> **MATERIAL FOR THIS TASK**
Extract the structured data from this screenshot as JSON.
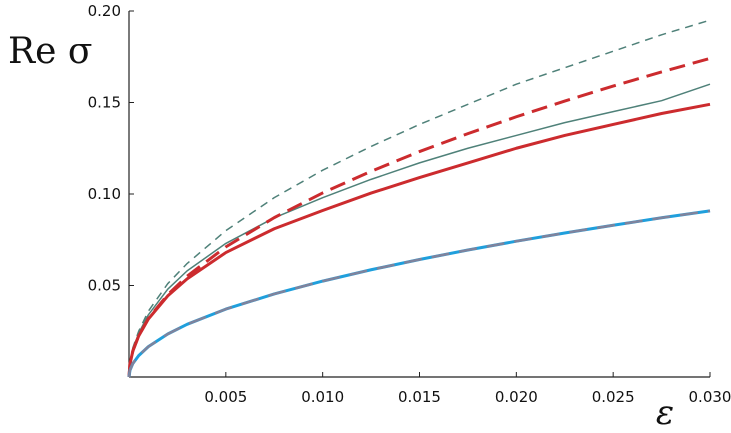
{
  "chart_data": {
    "type": "line",
    "xlabel": "ε",
    "ylabel": "Re σ",
    "xlim": [
      0,
      0.03
    ],
    "ylim": [
      0,
      0.2
    ],
    "x_ticks": [
      0.005,
      0.01,
      0.015,
      0.02,
      0.025,
      0.03
    ],
    "x_tick_labels": [
      "0.005",
      "0.010",
      "0.015",
      "0.020",
      "0.025",
      "0.030"
    ],
    "y_ticks": [
      0.05,
      0.1,
      0.15,
      0.2
    ],
    "y_tick_labels": [
      "0.05",
      "0.10",
      "0.15",
      "0.20"
    ],
    "grid": false,
    "x": [
      0,
      5e-05,
      0.0002,
      0.0005,
      0.001,
      0.002,
      0.003,
      0.005,
      0.0075,
      0.01,
      0.0125,
      0.015,
      0.0175,
      0.02,
      0.0225,
      0.025,
      0.0275,
      0.03
    ],
    "series": [
      {
        "color": "#4f8179",
        "line_style": "dashed-thin",
        "values": [
          0,
          0.008,
          0.016,
          0.025,
          0.036,
          0.051,
          0.062,
          0.08,
          0.098,
          0.113,
          0.126,
          0.138,
          0.149,
          0.16,
          0.169,
          0.178,
          0.187,
          0.195
        ]
      },
      {
        "color": "#4f8179",
        "line_style": "solid-thin",
        "values": [
          0,
          0.0075,
          0.015,
          0.024,
          0.034,
          0.048,
          0.058,
          0.073,
          0.087,
          0.098,
          0.108,
          0.117,
          0.125,
          0.132,
          0.139,
          0.145,
          0.151,
          0.16
        ]
      },
      {
        "color": "#cc2b2e",
        "line_style": "dashed-thick",
        "values": [
          0,
          0.0071,
          0.0143,
          0.0225,
          0.032,
          0.045,
          0.0551,
          0.0711,
          0.0871,
          0.1006,
          0.1124,
          0.1232,
          0.133,
          0.1422,
          0.1508,
          0.159,
          0.1667,
          0.1741
        ]
      },
      {
        "color": "#cc2b2e",
        "line_style": "solid-thick",
        "values": [
          0,
          0.0071,
          0.0142,
          0.0224,
          0.0317,
          0.0443,
          0.0536,
          0.068,
          0.081,
          0.091,
          0.1005,
          0.109,
          0.117,
          0.125,
          0.132,
          0.138,
          0.144,
          0.149
        ]
      },
      {
        "color": "#1f9fdc",
        "line_style": "solid-thick",
        "values": [
          0,
          0.0037,
          0.0074,
          0.0117,
          0.0166,
          0.0235,
          0.0288,
          0.0371,
          0.0454,
          0.0524,
          0.0586,
          0.0642,
          0.0694,
          0.0742,
          0.0787,
          0.0829,
          0.087,
          0.0908
        ]
      },
      {
        "color": "#8a7f96",
        "line_style": "dashed-medium",
        "values": [
          0,
          0.0037,
          0.0074,
          0.0117,
          0.0166,
          0.0235,
          0.0288,
          0.0371,
          0.0454,
          0.0524,
          0.0586,
          0.0642,
          0.0694,
          0.0742,
          0.0787,
          0.0829,
          0.087,
          0.0908
        ]
      }
    ]
  }
}
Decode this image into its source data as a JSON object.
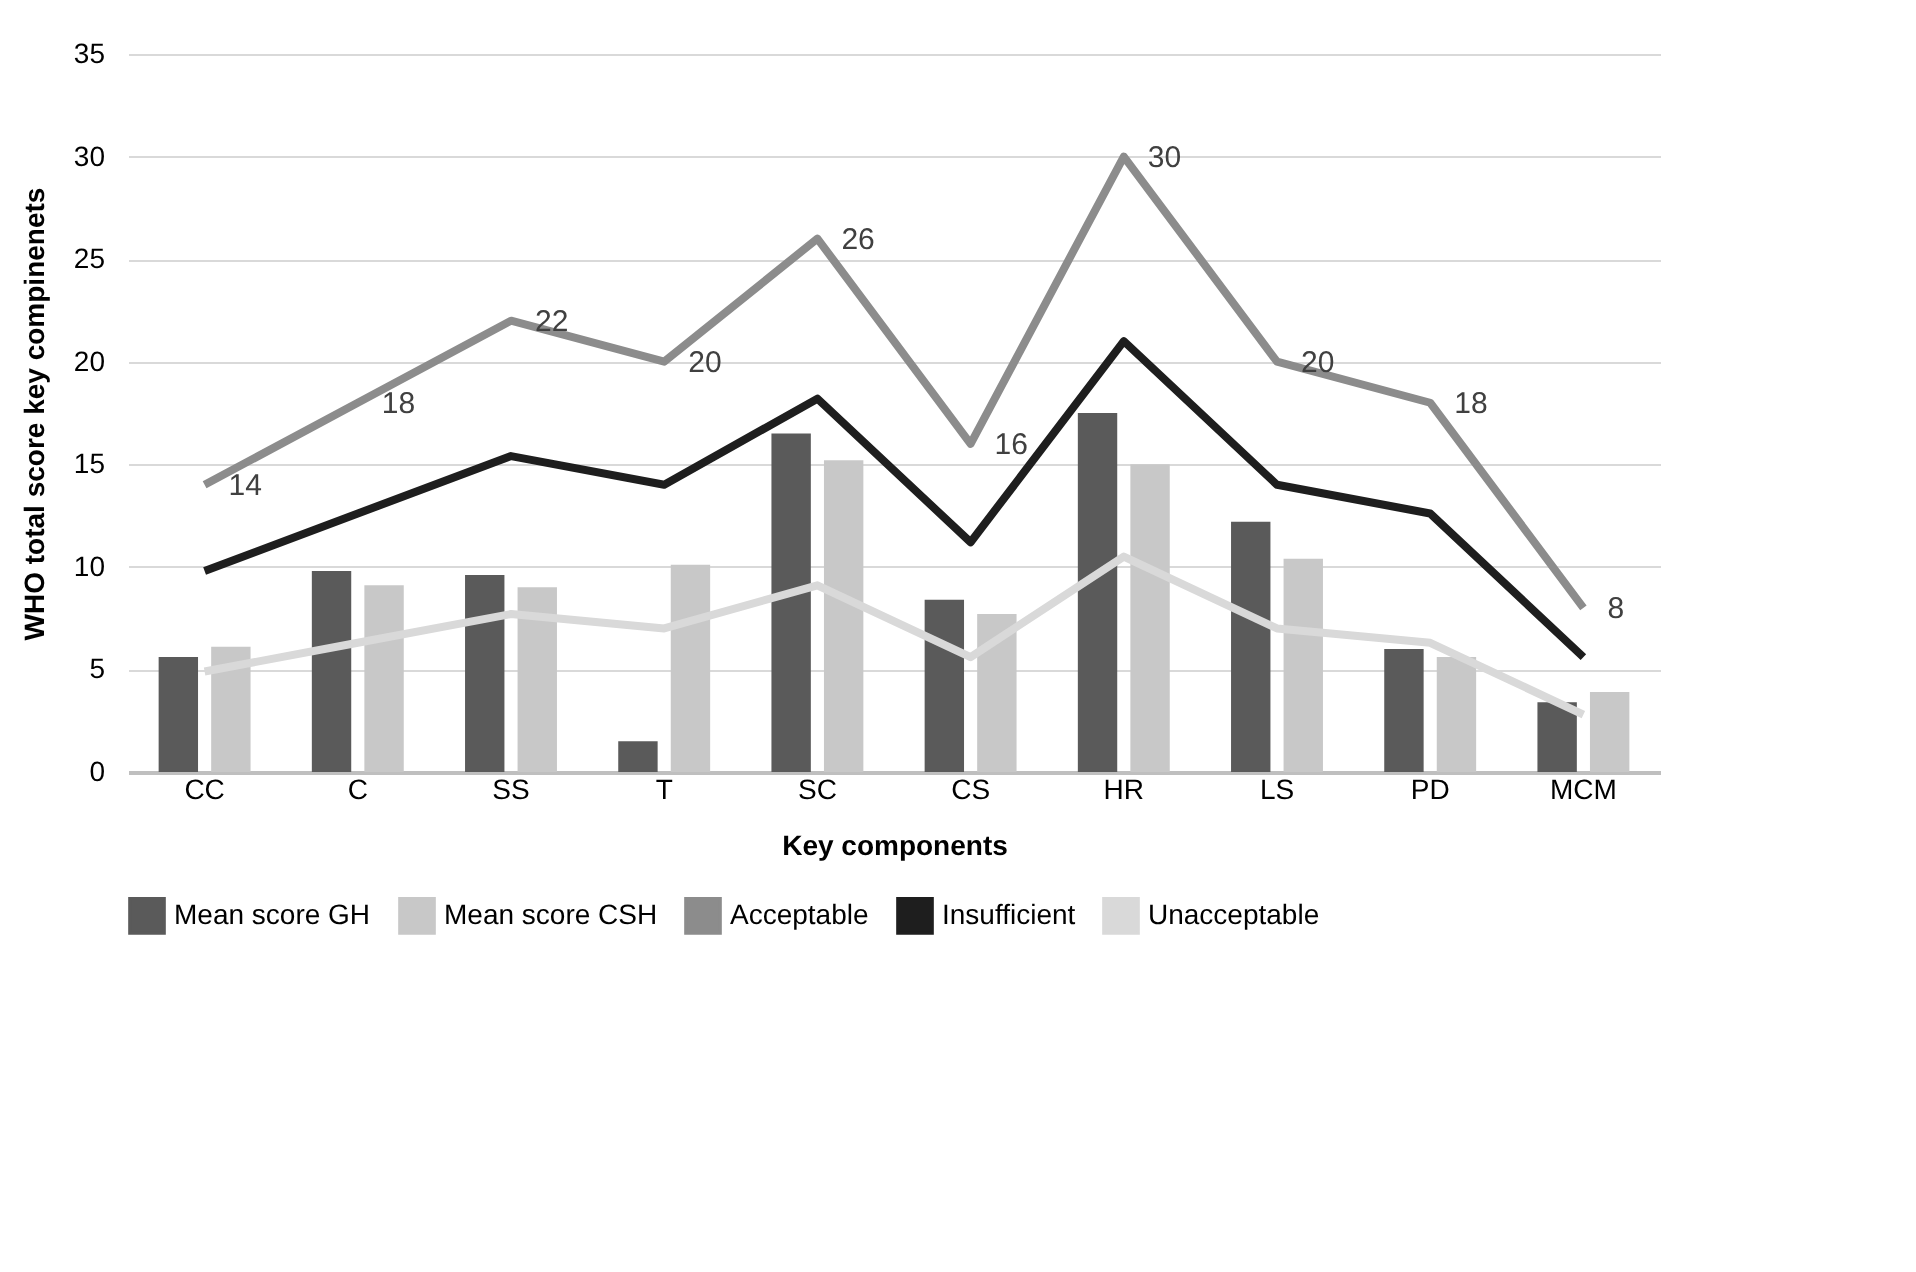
{
  "chart_data": {
    "type": "bar",
    "xlabel": "Key components",
    "ylabel": "WHO total score key compinenets",
    "categories": [
      "CC",
      "C",
      "SS",
      "T",
      "SC",
      "CS",
      "HR",
      "LS",
      "PD",
      "MCM"
    ],
    "series": [
      {
        "name": "Mean score GH",
        "color": "#5a5a5a",
        "values": [
          5.6,
          9.8,
          9.6,
          1.5,
          16.5,
          8.4,
          17.5,
          12.2,
          6.0,
          3.4
        ]
      },
      {
        "name": "Mean score CSH",
        "color": "#c8c8c8",
        "values": [
          6.1,
          9.1,
          9.0,
          10.1,
          15.2,
          7.7,
          15.0,
          10.4,
          5.6,
          3.9
        ]
      },
      {
        "name": "Acceptable",
        "type": "line",
        "color": "#8c8c8c",
        "values": [
          14,
          18,
          22,
          20,
          26,
          16,
          30,
          20,
          18,
          8
        ],
        "value_labels": [
          "14",
          "18",
          "22",
          "20",
          "26",
          "16",
          "30",
          "20",
          "18",
          "8"
        ]
      },
      {
        "name": "Insufficient",
        "type": "line",
        "color": "#1e1e1e",
        "values": [
          9.8,
          12.6,
          15.4,
          14,
          18.2,
          11.2,
          21,
          14,
          12.6,
          5.6
        ]
      },
      {
        "name": "Unacceptable",
        "type": "line",
        "color": "#d9d9d9",
        "values": [
          4.9,
          6.3,
          7.7,
          7,
          9.1,
          5.6,
          10.5,
          7,
          6.3,
          2.8
        ]
      }
    ],
    "ylim": [
      0,
      35
    ],
    "yticks": [
      0,
      5,
      10,
      15,
      20,
      25,
      30,
      35
    ],
    "grid": "y",
    "legend": "bottom"
  }
}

> **WRITTEN INSTRUCTION**
Scan the data for the word "thin" and copy every line where it shows up.

> **OUTPUT OF THE EXERCISE**
        "line_style": "dashed-thin",
        "line_style": "solid-thin",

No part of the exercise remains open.